# Work required
Copy every line of the data below word for word, with no changes.

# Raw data
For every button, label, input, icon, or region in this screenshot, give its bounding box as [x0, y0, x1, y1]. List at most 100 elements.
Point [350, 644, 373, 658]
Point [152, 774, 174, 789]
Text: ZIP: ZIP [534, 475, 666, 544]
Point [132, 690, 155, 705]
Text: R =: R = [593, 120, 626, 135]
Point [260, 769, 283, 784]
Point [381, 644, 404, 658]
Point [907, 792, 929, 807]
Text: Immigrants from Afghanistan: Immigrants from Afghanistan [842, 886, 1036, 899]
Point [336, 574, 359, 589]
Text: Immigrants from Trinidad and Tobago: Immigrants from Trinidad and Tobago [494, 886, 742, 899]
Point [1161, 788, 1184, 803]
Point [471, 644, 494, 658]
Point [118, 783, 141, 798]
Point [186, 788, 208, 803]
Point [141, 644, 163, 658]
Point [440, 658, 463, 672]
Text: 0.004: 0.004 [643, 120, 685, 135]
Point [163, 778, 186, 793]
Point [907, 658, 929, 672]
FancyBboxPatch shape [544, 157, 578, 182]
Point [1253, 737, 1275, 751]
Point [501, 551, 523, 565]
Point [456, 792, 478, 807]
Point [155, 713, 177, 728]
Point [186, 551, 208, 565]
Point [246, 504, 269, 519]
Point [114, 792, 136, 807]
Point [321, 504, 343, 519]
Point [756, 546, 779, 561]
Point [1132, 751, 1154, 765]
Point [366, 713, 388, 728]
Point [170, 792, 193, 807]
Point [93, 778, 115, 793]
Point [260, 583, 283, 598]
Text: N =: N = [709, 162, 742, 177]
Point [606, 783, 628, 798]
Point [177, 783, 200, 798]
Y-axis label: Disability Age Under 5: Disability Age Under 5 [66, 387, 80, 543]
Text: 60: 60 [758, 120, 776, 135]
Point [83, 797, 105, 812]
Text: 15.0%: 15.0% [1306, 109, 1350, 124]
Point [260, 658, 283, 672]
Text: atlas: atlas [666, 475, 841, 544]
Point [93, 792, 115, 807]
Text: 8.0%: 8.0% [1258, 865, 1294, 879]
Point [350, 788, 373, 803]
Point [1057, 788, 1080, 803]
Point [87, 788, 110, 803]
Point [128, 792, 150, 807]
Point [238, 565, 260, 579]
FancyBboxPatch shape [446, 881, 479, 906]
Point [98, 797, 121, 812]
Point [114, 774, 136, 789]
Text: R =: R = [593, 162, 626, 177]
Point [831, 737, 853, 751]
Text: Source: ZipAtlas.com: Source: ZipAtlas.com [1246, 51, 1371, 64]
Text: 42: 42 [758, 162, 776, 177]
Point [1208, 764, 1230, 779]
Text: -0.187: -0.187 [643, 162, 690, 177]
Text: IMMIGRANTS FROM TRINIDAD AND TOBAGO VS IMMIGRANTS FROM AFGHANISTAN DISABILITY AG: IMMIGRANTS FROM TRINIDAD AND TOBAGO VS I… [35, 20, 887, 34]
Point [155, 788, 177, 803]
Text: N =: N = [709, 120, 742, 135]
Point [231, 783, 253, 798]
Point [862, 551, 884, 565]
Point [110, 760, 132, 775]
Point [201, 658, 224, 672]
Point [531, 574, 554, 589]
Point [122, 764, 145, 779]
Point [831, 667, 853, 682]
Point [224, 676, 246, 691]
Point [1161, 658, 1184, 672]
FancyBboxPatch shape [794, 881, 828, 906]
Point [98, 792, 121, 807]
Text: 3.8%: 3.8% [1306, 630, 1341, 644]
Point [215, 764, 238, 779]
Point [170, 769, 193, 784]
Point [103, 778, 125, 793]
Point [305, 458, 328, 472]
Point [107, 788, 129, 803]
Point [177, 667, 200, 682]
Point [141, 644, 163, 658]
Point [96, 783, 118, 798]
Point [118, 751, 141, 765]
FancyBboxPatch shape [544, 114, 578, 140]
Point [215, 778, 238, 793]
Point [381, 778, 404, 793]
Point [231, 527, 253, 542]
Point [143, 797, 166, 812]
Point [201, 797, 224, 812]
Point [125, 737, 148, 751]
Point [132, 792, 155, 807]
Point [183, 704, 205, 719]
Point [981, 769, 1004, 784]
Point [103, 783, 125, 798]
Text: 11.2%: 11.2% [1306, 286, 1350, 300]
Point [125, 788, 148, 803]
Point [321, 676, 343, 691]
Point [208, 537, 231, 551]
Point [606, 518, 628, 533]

# Exercise response
For every button, label, input, icon, or region in this screenshot, give its bounding box as [x0, y0, x1, y1]. List at most 100 elements.
Point [350, 644, 373, 658]
Point [152, 774, 174, 789]
Text: ZIP: ZIP [534, 475, 666, 544]
Point [132, 690, 155, 705]
Text: R =: R = [593, 120, 626, 135]
Point [260, 769, 283, 784]
Point [381, 644, 404, 658]
Point [907, 792, 929, 807]
Text: Immigrants from Afghanistan: Immigrants from Afghanistan [842, 886, 1036, 899]
Point [336, 574, 359, 589]
Text: Immigrants from Trinidad and Tobago: Immigrants from Trinidad and Tobago [494, 886, 742, 899]
Point [1161, 788, 1184, 803]
Point [471, 644, 494, 658]
Point [118, 783, 141, 798]
Point [186, 788, 208, 803]
Point [141, 644, 163, 658]
Point [440, 658, 463, 672]
Text: 0.004: 0.004 [643, 120, 685, 135]
Point [163, 778, 186, 793]
Point [907, 658, 929, 672]
FancyBboxPatch shape [544, 157, 578, 182]
Point [1253, 737, 1275, 751]
Point [501, 551, 523, 565]
Point [456, 792, 478, 807]
Point [155, 713, 177, 728]
Point [186, 551, 208, 565]
Point [246, 504, 269, 519]
Point [114, 792, 136, 807]
Point [321, 504, 343, 519]
Point [756, 546, 779, 561]
Point [1132, 751, 1154, 765]
Point [366, 713, 388, 728]
Point [170, 792, 193, 807]
Point [93, 778, 115, 793]
Point [260, 583, 283, 598]
Text: N =: N = [709, 162, 742, 177]
Point [606, 783, 628, 798]
Point [177, 783, 200, 798]
Y-axis label: Disability Age Under 5: Disability Age Under 5 [66, 387, 80, 543]
Text: 60: 60 [758, 120, 776, 135]
Point [83, 797, 105, 812]
Text: 15.0%: 15.0% [1306, 109, 1350, 124]
Point [260, 658, 283, 672]
Text: atlas: atlas [666, 475, 841, 544]
Point [93, 792, 115, 807]
Text: 8.0%: 8.0% [1258, 865, 1294, 879]
Point [350, 788, 373, 803]
Point [1057, 788, 1080, 803]
Point [87, 788, 110, 803]
Point [128, 792, 150, 807]
Point [238, 565, 260, 579]
FancyBboxPatch shape [446, 881, 479, 906]
Point [98, 797, 121, 812]
Point [114, 774, 136, 789]
Text: R =: R = [593, 162, 626, 177]
Point [831, 737, 853, 751]
Text: Source: ZipAtlas.com: Source: ZipAtlas.com [1246, 51, 1371, 64]
Text: 42: 42 [758, 162, 776, 177]
Point [1208, 764, 1230, 779]
Text: -0.187: -0.187 [643, 162, 690, 177]
Text: IMMIGRANTS FROM TRINIDAD AND TOBAGO VS IMMIGRANTS FROM AFGHANISTAN DISABILITY AG: IMMIGRANTS FROM TRINIDAD AND TOBAGO VS I… [35, 20, 887, 34]
Point [155, 788, 177, 803]
Text: N =: N = [709, 120, 742, 135]
Point [231, 783, 253, 798]
Point [862, 551, 884, 565]
Point [110, 760, 132, 775]
Point [201, 658, 224, 672]
Point [531, 574, 554, 589]
Point [122, 764, 145, 779]
Point [831, 667, 853, 682]
Point [224, 676, 246, 691]
Point [1161, 658, 1184, 672]
FancyBboxPatch shape [794, 881, 828, 906]
Point [98, 792, 121, 807]
Text: 3.8%: 3.8% [1306, 630, 1341, 644]
Point [215, 764, 238, 779]
Point [170, 769, 193, 784]
Point [103, 778, 125, 793]
Point [305, 458, 328, 472]
Point [107, 788, 129, 803]
Point [177, 667, 200, 682]
Point [141, 644, 163, 658]
Point [96, 783, 118, 798]
Point [118, 751, 141, 765]
FancyBboxPatch shape [544, 114, 578, 140]
Point [215, 778, 238, 793]
Point [381, 778, 404, 793]
Point [231, 527, 253, 542]
Point [143, 797, 166, 812]
Point [201, 797, 224, 812]
Point [125, 737, 148, 751]
Point [132, 792, 155, 807]
Point [183, 704, 205, 719]
Point [981, 769, 1004, 784]
Point [103, 783, 125, 798]
Text: 11.2%: 11.2% [1306, 286, 1350, 300]
Point [125, 788, 148, 803]
Point [321, 676, 343, 691]
Point [208, 537, 231, 551]
Point [606, 518, 628, 533]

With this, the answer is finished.